___ Exercise materials

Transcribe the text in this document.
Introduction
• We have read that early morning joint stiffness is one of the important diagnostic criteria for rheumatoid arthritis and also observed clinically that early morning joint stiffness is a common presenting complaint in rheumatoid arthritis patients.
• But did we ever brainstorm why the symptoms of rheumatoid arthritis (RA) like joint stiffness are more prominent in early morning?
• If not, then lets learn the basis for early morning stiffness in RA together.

______

Write down only how many lines in the listing contain the word "early".

Written response
3